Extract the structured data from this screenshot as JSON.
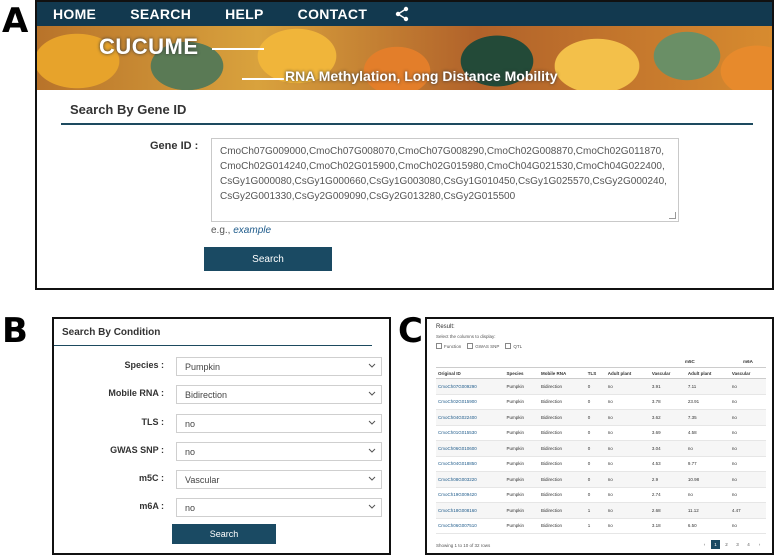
{
  "labels": {
    "a": "A",
    "b": "B",
    "c": "C"
  },
  "nav": {
    "items": [
      "HOME",
      "SEARCH",
      "HELP",
      "CONTACT"
    ],
    "share_icon": "share-icon"
  },
  "banner": {
    "title": "CUCUME",
    "subtitle": "RNA Methylation, Long Distance Mobility"
  },
  "gene_search": {
    "heading": "Search By Gene ID",
    "label": "Gene ID :",
    "value": "CmoCh07G009000,CmoCh07G008070,CmoCh07G008290,CmoCh02G008870,CmoCh02G011870,CmoCh02G014240,CmoCh02G015900,CmoCh02G015980,CmoCh04G021530,CmoCh04G022400,CsGy1G000080,CsGy1G000660,CsGy1G003080,CsGy1G010450,CsGy1G025570,CsGy2G000240,CsGy2G001330,CsGy2G009090,CsGy2G013280,CsGy2G015500",
    "eg_prefix": "e.g.,",
    "eg_link": "example",
    "button": "Search"
  },
  "condition_search": {
    "heading": "Search By Condition",
    "rows": [
      {
        "label": "Species :",
        "value": "Pumpkin"
      },
      {
        "label": "Mobile RNA :",
        "value": "Bidirection"
      },
      {
        "label": "TLS :",
        "value": "no"
      },
      {
        "label": "GWAS SNP :",
        "value": "no"
      },
      {
        "label": "m5C :",
        "value": "Vascular"
      },
      {
        "label": "m6A :",
        "value": "no"
      }
    ],
    "button": "Search"
  },
  "result": {
    "title": "Result:",
    "subtitle": "Select the columns to display:",
    "checkboxes": [
      "Function",
      "GWAS SNP",
      "QTL"
    ],
    "group_headers": {
      "m5c": "m5C",
      "m6a": "m6A"
    },
    "columns": [
      "Original ID",
      "Species",
      "Mobile RNA",
      "TLS",
      "Adult plant",
      "Vascular",
      "Adult plant",
      "Vascular"
    ],
    "rows": [
      [
        "CmoCh07G009290",
        "Pumpkin",
        "Bidirection",
        "0",
        "no",
        "3.91",
        "7.11",
        "no"
      ],
      [
        "CmoCh02G015900",
        "Pumpkin",
        "Bidirection",
        "0",
        "no",
        "3.78",
        "23.91",
        "no"
      ],
      [
        "CmoCh04G022400",
        "Pumpkin",
        "Bidirection",
        "0",
        "no",
        "3.62",
        "7.35",
        "no"
      ],
      [
        "CmoCh01G015530",
        "Pumpkin",
        "Bidirection",
        "0",
        "no",
        "3.69",
        "4.58",
        "no"
      ],
      [
        "CmoCh06G010600",
        "Pumpkin",
        "Bidirection",
        "0",
        "no",
        "3.04",
        "no",
        "no"
      ],
      [
        "CmoCh04G018850",
        "Pumpkin",
        "Bidirection",
        "0",
        "no",
        "4.53",
        "9.77",
        "no"
      ],
      [
        "CmoCh08G003220",
        "Pumpkin",
        "Bidirection",
        "0",
        "no",
        "2.9",
        "10.98",
        "no"
      ],
      [
        "CmoCh19G009420",
        "Pumpkin",
        "Bidirection",
        "0",
        "no",
        "2.74",
        "no",
        "no"
      ],
      [
        "CmoCh18G008160",
        "Pumpkin",
        "Bidirection",
        "1",
        "no",
        "2.68",
        "11.12",
        "4.47"
      ],
      [
        "CmoCh06G007510",
        "Pumpkin",
        "Bidirection",
        "1",
        "no",
        "3.18",
        "6.50",
        "no"
      ]
    ],
    "footer": "Showing 1 to 10 of 32 rows",
    "pager": [
      "‹",
      "1",
      "2",
      "3",
      "4",
      "›"
    ],
    "pager_active": "1"
  },
  "colors": {
    "navy": "#12394f",
    "button": "#1a4a63",
    "link": "#1d5a8a"
  }
}
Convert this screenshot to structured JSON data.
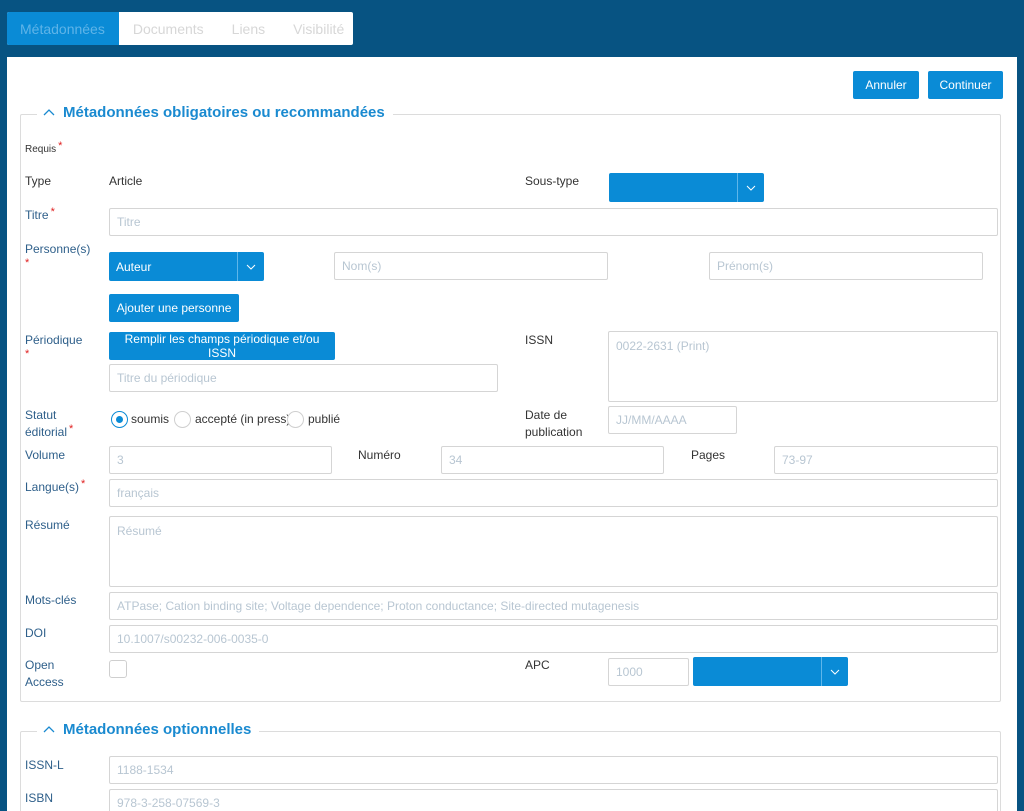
{
  "tabs": [
    {
      "label": "Métadonnées"
    },
    {
      "label": "Documents"
    },
    {
      "label": "Liens"
    },
    {
      "label": "Visibilité"
    }
  ],
  "actions": {
    "cancel": "Annuler",
    "continue": "Continuer"
  },
  "section_required": {
    "title": "Métadonnées obligatoires ou recommandées",
    "requis_label": "Requis",
    "type_label": "Type",
    "type_value": "Article",
    "subtype_label": "Sous-type",
    "subtype_value": "",
    "title_label": "Titre",
    "title_placeholder": "Titre",
    "persons_label": "Personne(s)",
    "role_value": "Auteur",
    "lastname_placeholder": "Nom(s)",
    "firstname_placeholder": "Prénom(s)",
    "add_person": "Ajouter une personne",
    "periodical_label": "Périodique",
    "fill_periodical": "Remplir les champs périodique et/ou ISSN",
    "periodical_title_placeholder": "Titre du périodique",
    "issn_label": "ISSN",
    "issn_placeholder": "0022-2631 (Print)",
    "status_label_1": "Statut",
    "status_label_2": "éditorial",
    "status_options": [
      "soumis",
      "accepté (in press)",
      "publié"
    ],
    "status_selected": "soumis",
    "pubdate_label_1": "Date de",
    "pubdate_label_2": "publication",
    "pubdate_placeholder": "JJ/MM/AAAA",
    "volume_label": "Volume",
    "volume_placeholder": "3",
    "number_label": "Numéro",
    "number_placeholder": "34",
    "pages_label": "Pages",
    "pages_placeholder": "73-97",
    "language_label": "Langue(s)",
    "language_placeholder": "français",
    "abstract_label": "Résumé",
    "abstract_placeholder": "Résumé",
    "keywords_label": "Mots-clés",
    "keywords_placeholder": "ATPase; Cation binding site; Voltage dependence; Proton conductance; Site-directed mutagenesis",
    "doi_label": "DOI",
    "doi_placeholder": "10.1007/s00232-006-0035-0",
    "oa_label_1": "Open",
    "oa_label_2": "Access",
    "apc_label": "APC",
    "apc_placeholder": "1000",
    "apc_currency": ""
  },
  "section_optional": {
    "title": "Métadonnées optionnelles",
    "issnl_label": "ISSN-L",
    "issnl_placeholder": "1188-1534",
    "isbn_label": "ISBN",
    "isbn_placeholder": "978-3-258-07569-3"
  },
  "colors": {
    "primary": "#0a8bd6",
    "background": "#075382",
    "required": "#e02020"
  },
  "icons": {
    "collapse": "chevron-up-icon",
    "dropdown": "chevron-down-icon"
  }
}
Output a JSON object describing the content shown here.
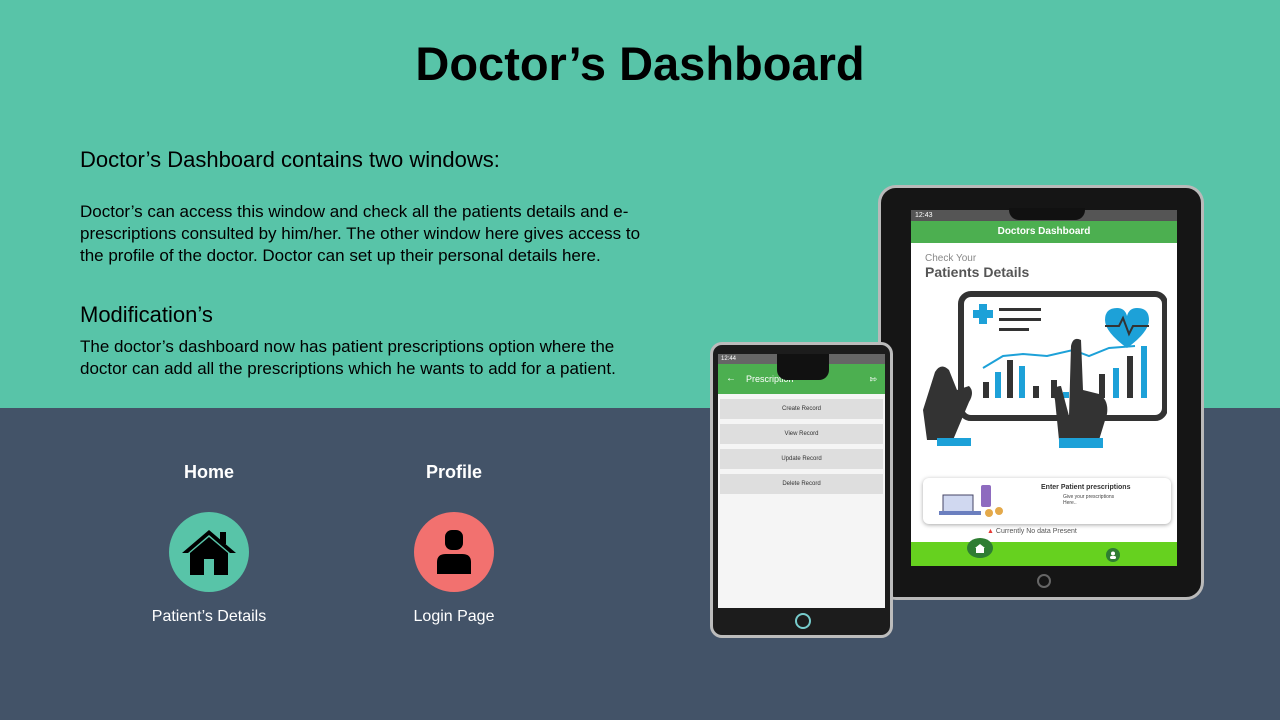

—————

Although the records above contain pictures, your copy should give only their text, exactly as written.

Extract the structured data from this screenshot as JSON.
{
  "labels": {
    "a": "A",
    "b": "B",
    "c": "C"
  },
  "nav": {
    "items": [
      "HOME",
      "SEARCH",
      "HELP",
      "CONTACT"
    ],
    "share_icon": "share-icon"
  },
  "banner": {
    "title": "CUCUME",
    "subtitle": "RNA Methylation, Long Distance Mobility"
  },
  "gene_search": {
    "heading": "Search By Gene ID",
    "label": "Gene ID :",
    "value": "CmoCh07G009000,CmoCh07G008070,CmoCh07G008290,CmoCh02G008870,CmoCh02G011870,CmoCh02G014240,CmoCh02G015900,CmoCh02G015980,CmoCh04G021530,CmoCh04G022400,CsGy1G000080,CsGy1G000660,CsGy1G003080,CsGy1G010450,CsGy1G025570,CsGy2G000240,CsGy2G001330,CsGy2G009090,CsGy2G013280,CsGy2G015500",
    "eg_prefix": "e.g.,",
    "eg_link": "example",
    "button": "Search"
  },
  "condition_search": {
    "heading": "Search By Condition",
    "rows": [
      {
        "label": "Species :",
        "value": "Pumpkin"
      },
      {
        "label": "Mobile RNA :",
        "value": "Bidirection"
      },
      {
        "label": "TLS :",
        "value": "no"
      },
      {
        "label": "GWAS SNP :",
        "value": "no"
      },
      {
        "label": "m5C :",
        "value": "Vascular"
      },
      {
        "label": "m6A :",
        "value": "no"
      }
    ],
    "button": "Search"
  },
  "result": {
    "title": "Result:",
    "subtitle": "Select the columns to display:",
    "checkboxes": [
      "Function",
      "GWAS SNP",
      "QTL"
    ],
    "group_headers": {
      "m5c": "m5C",
      "m6a": "m6A"
    },
    "columns": [
      "Original ID",
      "Species",
      "Mobile RNA",
      "TLS",
      "Adult plant",
      "Vascular",
      "Adult plant",
      "Vascular"
    ],
    "rows": [
      [
        "CmoCh07G009290",
        "Pumpkin",
        "Bidirection",
        "0",
        "no",
        "3.91",
        "7.11",
        "no"
      ],
      [
        "CmoCh02G015900",
        "Pumpkin",
        "Bidirection",
        "0",
        "no",
        "3.78",
        "23.91",
        "no"
      ],
      [
        "CmoCh04G022400",
        "Pumpkin",
        "Bidirection",
        "0",
        "no",
        "3.62",
        "7.35",
        "no"
      ],
      [
        "CmoCh01G015530",
        "Pumpkin",
        "Bidirection",
        "0",
        "no",
        "3.69",
        "4.58",
        "no"
      ],
      [
        "CmoCh06G010600",
        "Pumpkin",
        "Bidirection",
        "0",
        "no",
        "3.04",
        "no",
        "no"
      ],
      [
        "CmoCh04G018850",
        "Pumpkin",
        "Bidirection",
        "0",
        "no",
        "4.53",
        "9.77",
        "no"
      ],
      [
        "CmoCh08G003220",
        "Pumpkin",
        "Bidirection",
        "0",
        "no",
        "2.9",
        "10.98",
        "no"
      ],
      [
        "CmoCh19G009420",
        "Pumpkin",
        "Bidirection",
        "0",
        "no",
        "2.74",
        "no",
        "no"
      ],
      [
        "CmoCh18G008160",
        "Pumpkin",
        "Bidirection",
        "1",
        "no",
        "2.68",
        "11.12",
        "4.47"
      ],
      [
        "CmoCh06G007510",
        "Pumpkin",
        "Bidirection",
        "1",
        "no",
        "3.18",
        "6.50",
        "no"
      ]
    ],
    "footer": "Showing 1 to 10 of 32 rows",
    "pager": [
      "‹",
      "1",
      "2",
      "3",
      "4",
      "›"
    ],
    "pager_active": "1"
  },
  "colors": {
    "navy": "#12394f",
    "button": "#1a4a63",
    "link": "#1d5a8a"
  }
}
Convert this screenshot to structured JSON data.
{
  "tabs": [
    {
      "label": "Métadonnées"
    },
    {
      "label": "Documents"
    },
    {
      "label": "Liens"
    },
    {
      "label": "Visibilité"
    }
  ],
  "actions": {
    "cancel": "Annuler",
    "continue": "Continuer"
  },
  "section_required": {
    "title": "Métadonnées obligatoires ou recommandées",
    "requis_label": "Requis",
    "type_label": "Type",
    "type_value": "Article",
    "subtype_label": "Sous-type",
    "subtype_value": "",
    "title_label": "Titre",
    "title_placeholder": "Titre",
    "persons_label": "Personne(s)",
    "role_value": "Auteur",
    "lastname_placeholder": "Nom(s)",
    "firstname_placeholder": "Prénom(s)",
    "add_person": "Ajouter une personne",
    "periodical_label": "Périodique",
    "fill_periodical": "Remplir les champs périodique et/ou ISSN",
    "periodical_title_placeholder": "Titre du périodique",
    "issn_label": "ISSN",
    "issn_placeholder": "0022-2631 (Print)",
    "status_label_1": "Statut",
    "status_label_2": "éditorial",
    "status_options": [
      "soumis",
      "accepté (in press)",
      "publié"
    ],
    "status_selected": "soumis",
    "pubdate_label_1": "Date de",
    "pubdate_label_2": "publication",
    "pubdate_placeholder": "JJ/MM/AAAA",
    "volume_label": "Volume",
    "volume_placeholder": "3",
    "number_label": "Numéro",
    "number_placeholder": "34",
    "pages_label": "Pages",
    "pages_placeholder": "73-97",
    "language_label": "Langue(s)",
    "language_placeholder": "français",
    "abstract_label": "Résumé",
    "abstract_placeholder": "Résumé",
    "keywords_label": "Mots-clés",
    "keywords_placeholder": "ATPase; Cation binding site; Voltage dependence; Proton conductance; Site-directed mutagenesis",
    "doi_label": "DOI",
    "doi_placeholder": "10.1007/s00232-006-0035-0",
    "oa_label_1": "Open",
    "oa_label_2": "Access",
    "apc_label": "APC",
    "apc_placeholder": "1000",
    "apc_currency": ""
  },
  "section_optional": {
    "title": "Métadonnées optionnelles",
    "issnl_label": "ISSN-L",
    "issnl_placeholder": "1188-1534",
    "isbn_label": "ISBN",
    "isbn_placeholder": "978-3-258-07569-3"
  },
  "colors": {
    "primary": "#0a8bd6",
    "background": "#075382",
    "required": "#e02020"
  },
  "icons": {
    "collapse": "chevron-up-icon",
    "dropdown": "chevron-down-icon"
  }
}
Output a JSON object describing the content shown here.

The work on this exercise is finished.